> **Provided material**
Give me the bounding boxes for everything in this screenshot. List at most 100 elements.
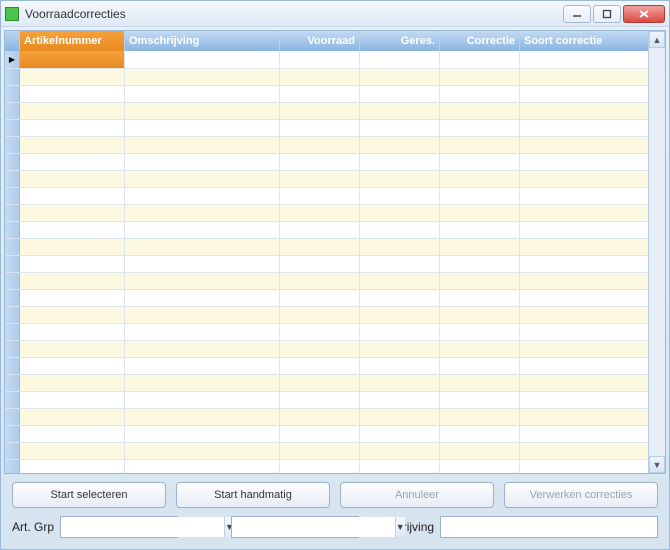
row-header[interactable]	[5, 154, 20, 170]
cell[interactable]	[520, 171, 648, 187]
cell[interactable]	[280, 86, 360, 102]
cell[interactable]	[520, 205, 648, 221]
row-header[interactable]	[5, 222, 20, 238]
row-header[interactable]	[5, 307, 20, 323]
row-header[interactable]	[5, 205, 20, 221]
cell[interactable]	[360, 86, 440, 102]
header-omschrijving[interactable]: Omschrijving	[125, 31, 280, 51]
cell[interactable]	[360, 460, 440, 473]
cell[interactable]	[440, 239, 520, 255]
cell[interactable]	[520, 443, 648, 459]
table-row[interactable]	[5, 170, 648, 187]
cell[interactable]	[440, 392, 520, 408]
cell[interactable]	[440, 154, 520, 170]
cell[interactable]	[125, 239, 280, 255]
cell[interactable]	[440, 443, 520, 459]
table-row[interactable]	[5, 204, 648, 221]
cell[interactable]	[280, 154, 360, 170]
vertical-scrollbar[interactable]: ▲ ▼	[648, 31, 665, 473]
cell[interactable]	[280, 69, 360, 85]
cell[interactable]	[20, 86, 125, 102]
cell[interactable]	[520, 239, 648, 255]
row-header[interactable]	[5, 171, 20, 187]
srt-cor-input[interactable]	[232, 517, 395, 537]
table-row[interactable]	[5, 442, 648, 459]
row-header[interactable]	[5, 51, 20, 68]
cell[interactable]	[360, 324, 440, 340]
table-row[interactable]	[5, 238, 648, 255]
cell[interactable]	[280, 358, 360, 374]
row-header[interactable]	[5, 358, 20, 374]
cell[interactable]	[520, 154, 648, 170]
cell[interactable]	[440, 51, 520, 68]
cell[interactable]	[520, 307, 648, 323]
cell[interactable]	[125, 307, 280, 323]
table-row[interactable]	[5, 255, 648, 272]
cell[interactable]	[20, 290, 125, 306]
row-header[interactable]	[5, 273, 20, 289]
cell[interactable]	[20, 358, 125, 374]
cell[interactable]	[20, 137, 125, 153]
cell[interactable]	[520, 188, 648, 204]
header-artikelnummer[interactable]: Artikelnummer	[20, 31, 125, 51]
cell[interactable]	[440, 460, 520, 473]
table-row[interactable]	[5, 289, 648, 306]
cell[interactable]	[440, 290, 520, 306]
cell[interactable]	[20, 205, 125, 221]
cell[interactable]	[20, 341, 125, 357]
row-header[interactable]	[5, 86, 20, 102]
cell[interactable]	[125, 273, 280, 289]
cell[interactable]	[520, 426, 648, 442]
table-row[interactable]	[5, 187, 648, 204]
cell[interactable]	[280, 273, 360, 289]
cell[interactable]	[125, 358, 280, 374]
row-header[interactable]	[5, 375, 20, 391]
cell[interactable]	[125, 137, 280, 153]
cell[interactable]	[280, 256, 360, 272]
cell[interactable]	[125, 69, 280, 85]
art-grp-input[interactable]	[61, 517, 224, 537]
cell[interactable]	[440, 256, 520, 272]
cell[interactable]	[360, 426, 440, 442]
cell[interactable]	[280, 188, 360, 204]
table-row[interactable]	[5, 68, 648, 85]
cell[interactable]	[440, 409, 520, 425]
cell[interactable]	[360, 443, 440, 459]
row-header[interactable]	[5, 443, 20, 459]
row-header[interactable]	[5, 137, 20, 153]
table-row[interactable]	[5, 51, 648, 68]
row-header[interactable]	[5, 290, 20, 306]
cell[interactable]	[440, 69, 520, 85]
cell[interactable]	[125, 392, 280, 408]
cell[interactable]	[20, 239, 125, 255]
cell[interactable]	[360, 137, 440, 153]
cell[interactable]	[20, 154, 125, 170]
cell[interactable]	[20, 171, 125, 187]
table-row[interactable]	[5, 153, 648, 170]
cell[interactable]	[520, 103, 648, 119]
cell[interactable]	[280, 443, 360, 459]
cell[interactable]	[360, 358, 440, 374]
cell[interactable]	[360, 205, 440, 221]
cell[interactable]	[125, 120, 280, 136]
art-grp-combo[interactable]: ▼	[60, 516, 178, 538]
cell[interactable]	[125, 103, 280, 119]
cell[interactable]	[280, 426, 360, 442]
cell[interactable]	[440, 375, 520, 391]
cell[interactable]	[360, 120, 440, 136]
cell[interactable]	[280, 392, 360, 408]
row-header[interactable]	[5, 239, 20, 255]
srt-cor-combo[interactable]: ▼	[231, 516, 359, 538]
row-header[interactable]	[5, 460, 20, 473]
table-row[interactable]	[5, 272, 648, 289]
cell[interactable]	[440, 222, 520, 238]
cell[interactable]	[360, 273, 440, 289]
cell[interactable]	[20, 103, 125, 119]
row-header[interactable]	[5, 188, 20, 204]
row-header[interactable]	[5, 69, 20, 85]
cell[interactable]	[280, 409, 360, 425]
table-row[interactable]	[5, 306, 648, 323]
cell[interactable]	[125, 443, 280, 459]
cell[interactable]	[520, 222, 648, 238]
table-row[interactable]	[5, 119, 648, 136]
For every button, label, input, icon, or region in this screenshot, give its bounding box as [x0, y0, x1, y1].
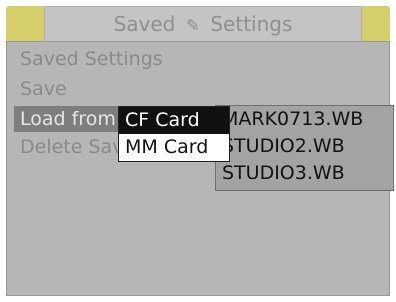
menu-item-saved-settings[interactable]: Saved Settings: [20, 46, 163, 72]
file-item[interactable]: STUDIO2.WB: [222, 133, 393, 160]
file-item[interactable]: MARK0713.WB: [222, 106, 393, 133]
file-list: MARK0713.WB STUDIO2.WB STUDIO3.WB: [215, 105, 394, 191]
pencil-icon: ✎: [185, 16, 200, 36]
menu-item-load-from[interactable]: Load from: [14, 106, 134, 132]
header-tab: Saved ✎ Settings: [44, 6, 362, 41]
header-title-right: Settings: [210, 12, 293, 36]
source-option-cf-card[interactable]: CF Card: [119, 107, 229, 134]
file-item[interactable]: STUDIO3.WB: [222, 160, 393, 187]
source-submenu: CF Card MM Card: [118, 106, 230, 162]
settings-screen: Saved ✎ Settings Saved Settings Save Loa…: [6, 6, 394, 296]
menu-item-save[interactable]: Save: [20, 76, 67, 102]
source-option-mm-card[interactable]: MM Card: [119, 134, 229, 161]
header-title-left: Saved: [113, 12, 176, 36]
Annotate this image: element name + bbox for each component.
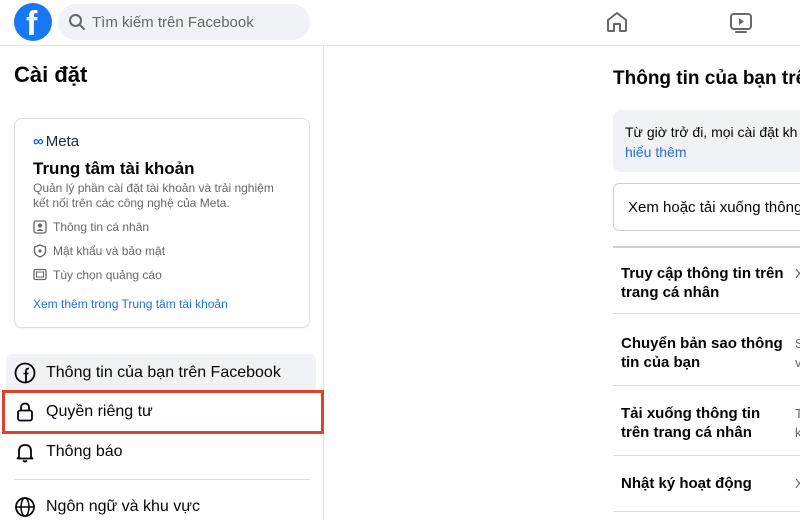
page-title: Cài đặt [14,62,88,87]
learn-more-link[interactable]: hiểu thêm [625,144,686,160]
search-icon [69,14,85,30]
sidebar-item-label: Quyền riêng tư [46,403,153,420]
notice-text: Từ giờ trở đi, mọi cài đặt kh [625,124,798,140]
account-center-title: Trung tâm tài khoản [33,159,195,178]
search-input[interactable]: Tìm kiếm trên Facebook [92,14,254,31]
list-item-transfer-copy[interactable]: Chuyển bản sao thông tin của bạn S v [613,322,800,386]
home-icon[interactable] [605,10,629,34]
account-center-link[interactable]: Xem thêm trong Trung tâm tài khoản [33,297,228,311]
sidebar-item-your-info[interactable]: Thông tin của bạn trên Facebook [6,354,316,392]
list-item-access-info[interactable]: Truy cập thông tin trên trang cá nhân X [613,252,800,314]
list-item-activity-log[interactable]: Nhật ký hoạt động X [613,462,800,512]
bell-icon [16,444,34,463]
top-bar: f Tìm kiếm trên Facebook [0,0,800,46]
facebook-icon [14,362,36,384]
divider [14,479,310,480]
globe-icon [15,497,35,517]
sidebar-item-label: Ngôn ngữ và khu vực [46,498,200,515]
main-content: Thông tin của bạn trên Từ giờ trở đi, mọ… [325,46,800,520]
notice-box: Từ giờ trở đi, mọi cài đặt kh hiểu thêm [613,110,800,172]
facebook-logo[interactable]: f [14,3,52,43]
list-item-download-info[interactable]: Tải xuống thông tin trên trang cá nhân T… [613,392,800,456]
sidebar-item-language-region[interactable]: Ngôn ngữ và khu vực [6,488,316,526]
shield-icon [33,244,47,258]
sidebar-item-notifications[interactable]: Thông báo [6,433,316,471]
view-download-label: Xem hoặc tải xuống thông [628,199,800,216]
id-card-icon [33,220,47,234]
divider [613,246,800,248]
monitor-icon [33,268,47,281]
sidebar-item-privacy[interactable]: Quyền riêng tư [6,393,316,431]
settings-sidebar: Cài đặt ∞ Meta Trung tâm tài khoản Quản l… [0,46,324,520]
section-title: Thông tin của bạn trên [613,68,800,89]
video-icon[interactable] [729,10,753,34]
meta-infinity-icon: ∞ [33,133,44,150]
lock-icon [17,402,33,422]
view-download-button[interactable]: Xem hoặc tải xuống thông [613,183,800,231]
account-center-card[interactable]: ∞ Meta Trung tâm tài khoản Quản lý phần c… [14,118,310,328]
sidebar-item-label: Thông báo [46,443,123,460]
meta-logo: ∞ Meta [33,133,80,150]
account-center-description: Quản lý phần cài đặt tài khoản và trải n… [33,181,274,210]
sidebar-item-label: Thông tin của bạn trên Facebook [46,364,281,381]
facebook-logo-letter: f [26,5,38,43]
search-box[interactable]: Tìm kiếm trên Facebook [58,4,310,40]
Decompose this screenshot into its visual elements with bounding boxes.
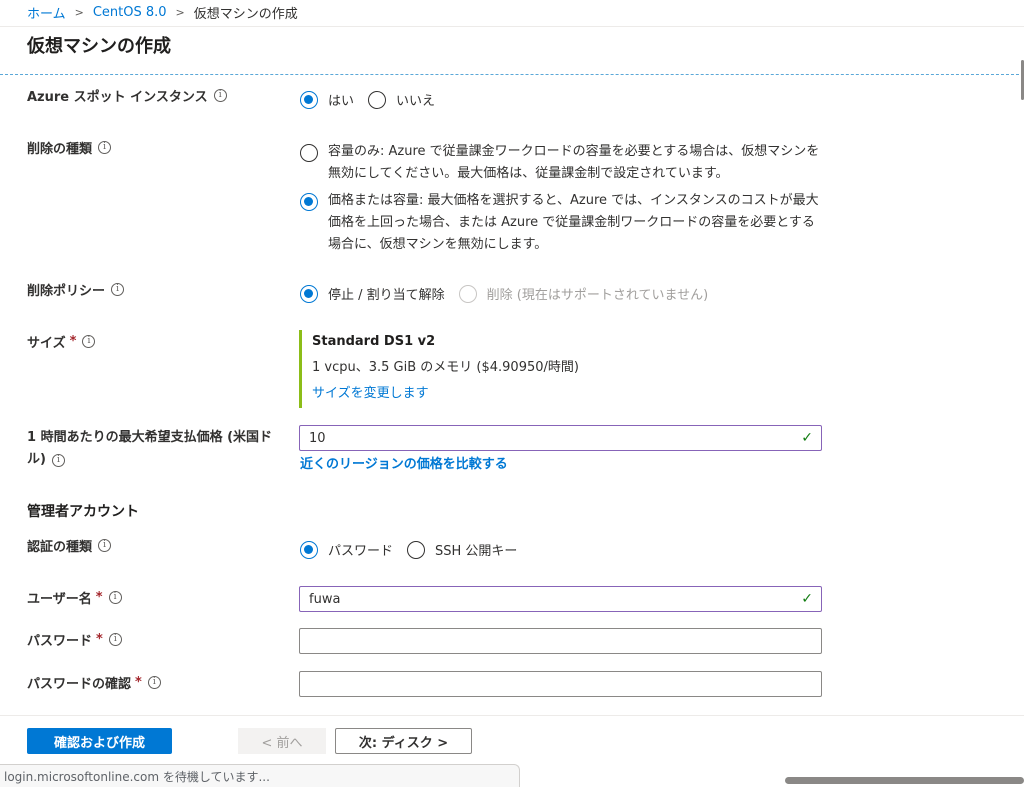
chevron-right-icon: > [175, 5, 185, 19]
browser-status-bar: login.microsoftonline.com を待機しています... [0, 764, 520, 787]
eviction-policy-radio-group: 停止 / 割り当て解除 削除 (現在はサポートされていません) [300, 284, 708, 303]
change-size-link[interactable]: サイズを変更します [312, 382, 639, 401]
horizontal-scrollbar[interactable] [785, 777, 1024, 784]
info-icon[interactable]: i [213, 89, 227, 102]
chevron-right-icon: > [74, 5, 84, 19]
info-icon[interactable]: i [82, 335, 96, 348]
size-label: サイズ * i [27, 332, 96, 351]
policy-delete-radio [458, 284, 477, 303]
spot-no-label[interactable]: いいえ [396, 90, 435, 109]
password-label: パスワード * i [27, 630, 122, 649]
size-summary: Standard DS1 v2 1 vcpu、3.5 GiB のメモリ ($4.… [299, 330, 639, 408]
eviction-policy-label: 削除ポリシー i [27, 280, 125, 299]
auth-password-label[interactable]: パスワード [328, 540, 393, 559]
max-price-label: 1 時間あたりの最大希望支払価格 (米国ド ル) i [27, 430, 273, 467]
size-spec: 1 vcpu、3.5 GiB のメモリ ($4.90950/時間) [312, 360, 579, 375]
header-divider [0, 26, 1024, 27]
size-name: Standard DS1 v2 [312, 334, 436, 349]
username-input[interactable]: fuwa ✓ [299, 586, 822, 612]
compare-prices-link[interactable]: 近くのリージョンの価格を比較する [300, 453, 508, 472]
eviction-price-option: 価格または容量: 最大価格を選択すると、Azure では、インスタンスのコストが… [300, 190, 820, 256]
auth-ssh-radio[interactable] [407, 540, 426, 559]
next-disks-button[interactable]: 次: ディスク > [335, 728, 472, 754]
review-create-button[interactable]: 確認および作成 [27, 728, 172, 754]
info-icon[interactable]: i [98, 539, 112, 552]
password-confirm-input[interactable] [299, 671, 822, 697]
auth-ssh-label[interactable]: SSH 公開キー [435, 540, 517, 559]
checkmark-icon: ✓ [801, 430, 813, 446]
spot-yes-radio[interactable] [300, 90, 318, 109]
info-icon[interactable]: i [108, 633, 122, 646]
info-icon[interactable]: i [147, 676, 161, 689]
password-confirm-label: パスワードの確認 * i [27, 673, 161, 692]
required-mark: * [69, 334, 77, 349]
auth-type-label: 認証の種類 i [27, 536, 112, 555]
auth-type-radio-group: パスワード SSH 公開キー [300, 540, 517, 559]
breadcrumb: ホーム > CentOS 8.0 > 仮想マシンの作成 [27, 2, 298, 22]
admin-section-title: 管理者アカウント [27, 504, 139, 520]
tabs-divider [0, 74, 1024, 75]
eviction-price-label[interactable]: 価格または容量: 最大価格を選択すると、Azure では、インスタンスのコストが… [328, 190, 820, 256]
previous-button: < 前へ [238, 728, 326, 754]
breadcrumb-centos-link[interactable]: CentOS 8.0 [93, 5, 167, 20]
policy-delete-label: 削除 (現在はサポートされていません) [486, 288, 709, 303]
eviction-capacity-radio[interactable] [300, 144, 318, 162]
required-mark: * [96, 632, 103, 647]
eviction-capacity-label[interactable]: 容量のみ: Azure で従量課金ワークロードの容量を必要とする場合は、仮想マシ… [328, 141, 820, 185]
breadcrumb-home-link[interactable]: ホーム [27, 3, 66, 22]
checkmark-icon: ✓ [801, 591, 813, 607]
info-icon[interactable]: i [98, 141, 112, 154]
eviction-type-label: 削除の種類 i [27, 138, 112, 157]
breadcrumb-current: 仮想マシンの作成 [193, 6, 298, 22]
password-input[interactable] [299, 628, 822, 654]
info-icon[interactable]: i [51, 453, 65, 467]
spot-no-radio[interactable] [368, 90, 387, 109]
info-icon[interactable]: i [111, 283, 125, 296]
spot-instance-radio-group: はい いいえ [300, 90, 435, 109]
required-mark: * [95, 590, 103, 605]
policy-deallocate-radio[interactable] [300, 284, 318, 303]
policy-deallocate-label[interactable]: 停止 / 割り当て解除 [328, 284, 445, 303]
footer-divider [0, 715, 1024, 716]
max-price-input[interactable]: 10 ✓ [299, 425, 822, 451]
username-label: ユーザー名 * i [27, 588, 122, 607]
spot-yes-label[interactable]: はい [328, 90, 354, 109]
auth-password-radio[interactable] [300, 540, 318, 559]
eviction-price-radio[interactable] [300, 193, 318, 211]
page-title: 仮想マシンの作成 [27, 36, 171, 57]
required-mark: * [135, 675, 142, 690]
spot-instance-label: Azure スポット インスタンス i [27, 86, 227, 105]
info-icon[interactable]: i [108, 591, 122, 604]
eviction-capacity-option: 容量のみ: Azure で従量課金ワークロードの容量を必要とする場合は、仮想マシ… [300, 141, 820, 185]
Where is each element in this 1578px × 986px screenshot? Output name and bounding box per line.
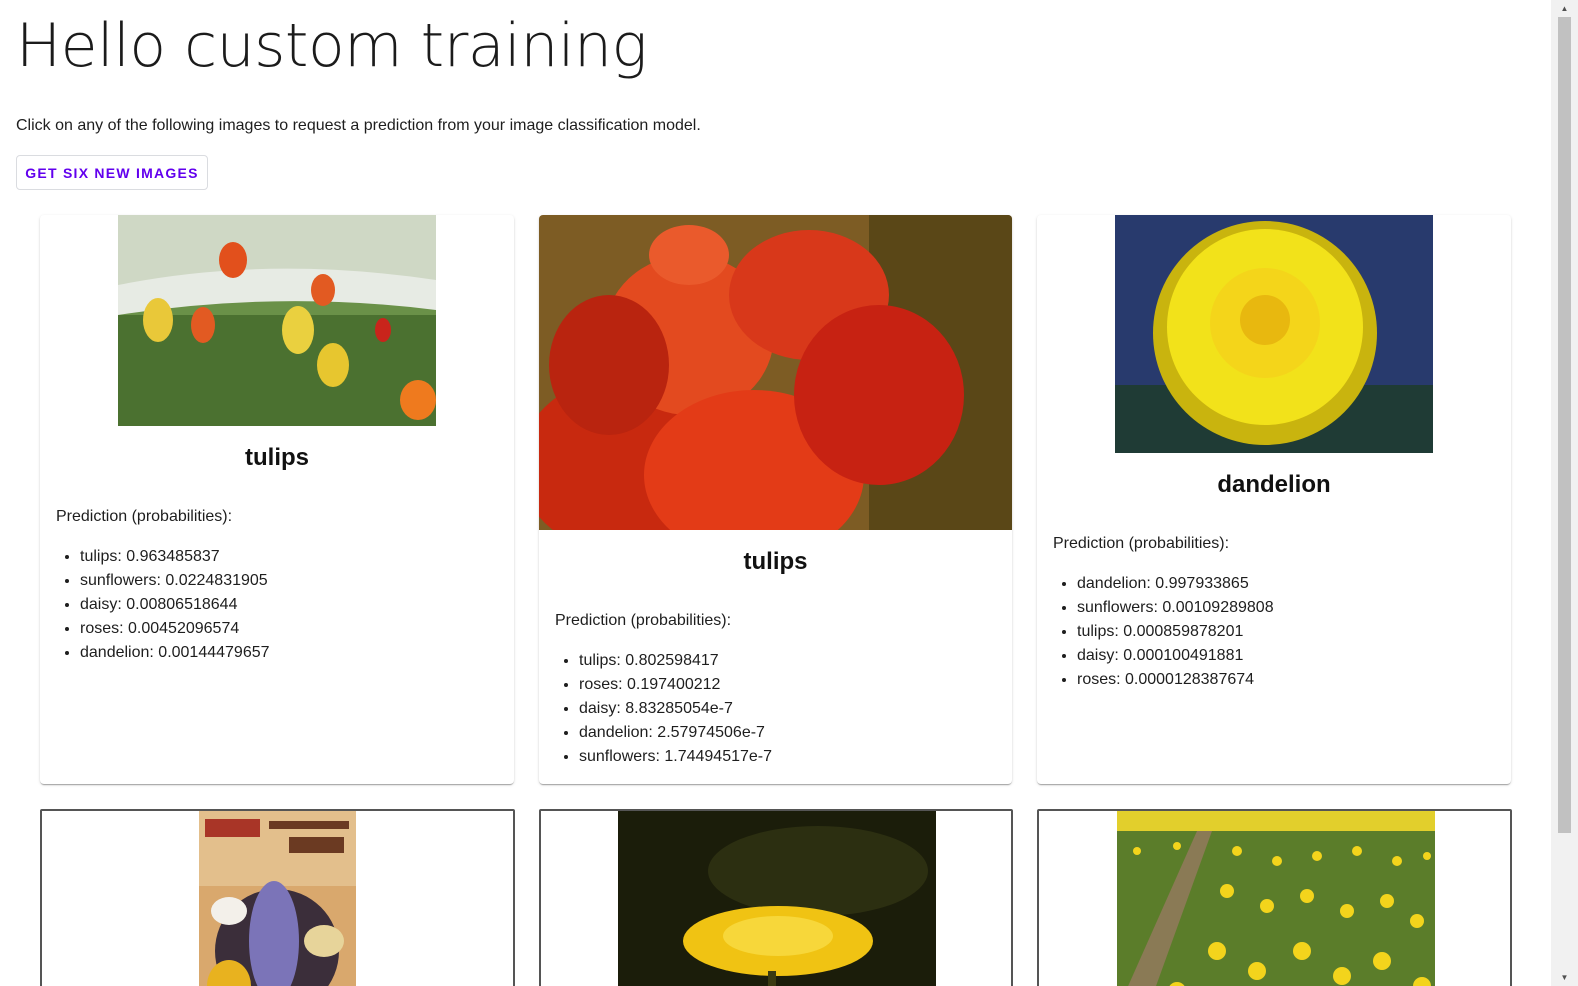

> **Requirement**
Reproduce the lines of the records verbatim, from the line containing "154, 20, 170]" up to and including the line containing "290, 125, 306]".

> **The response**
row-header[interactable]	[5, 154, 20, 170]
cell[interactable]	[520, 171, 648, 187]
cell[interactable]	[280, 86, 360, 102]
cell[interactable]	[520, 205, 648, 221]
row-header[interactable]	[5, 222, 20, 238]
row-header[interactable]	[5, 307, 20, 323]
row-header[interactable]	[5, 205, 20, 221]
cell[interactable]	[360, 86, 440, 102]
header-omschrijving[interactable]: Omschrijving	[125, 31, 280, 51]
cell[interactable]	[360, 460, 440, 473]
cell[interactable]	[440, 239, 520, 255]
cell[interactable]	[520, 443, 648, 459]
table-row[interactable]	[5, 170, 648, 187]
cell[interactable]	[440, 392, 520, 408]
cell[interactable]	[440, 154, 520, 170]
cell[interactable]	[125, 239, 280, 255]
cell[interactable]	[440, 443, 520, 459]
table-row[interactable]	[5, 204, 648, 221]
cell[interactable]	[280, 154, 360, 170]
vertical-scrollbar[interactable]: ▲ ▼	[648, 31, 665, 473]
cell[interactable]	[280, 69, 360, 85]
cell[interactable]	[20, 86, 125, 102]
cell[interactable]	[520, 239, 648, 255]
row-header[interactable]	[5, 171, 20, 187]
srt-cor-input[interactable]	[232, 517, 395, 537]
table-row[interactable]	[5, 442, 648, 459]
row-header[interactable]	[5, 51, 20, 68]
cell[interactable]	[360, 324, 440, 340]
table-row[interactable]	[5, 238, 648, 255]
cell[interactable]	[280, 358, 360, 374]
row-header[interactable]	[5, 358, 20, 374]
cell[interactable]	[520, 154, 648, 170]
cell[interactable]	[440, 51, 520, 68]
cell[interactable]	[520, 307, 648, 323]
cell[interactable]	[125, 307, 280, 323]
table-row[interactable]	[5, 255, 648, 272]
cell[interactable]	[20, 290, 125, 306]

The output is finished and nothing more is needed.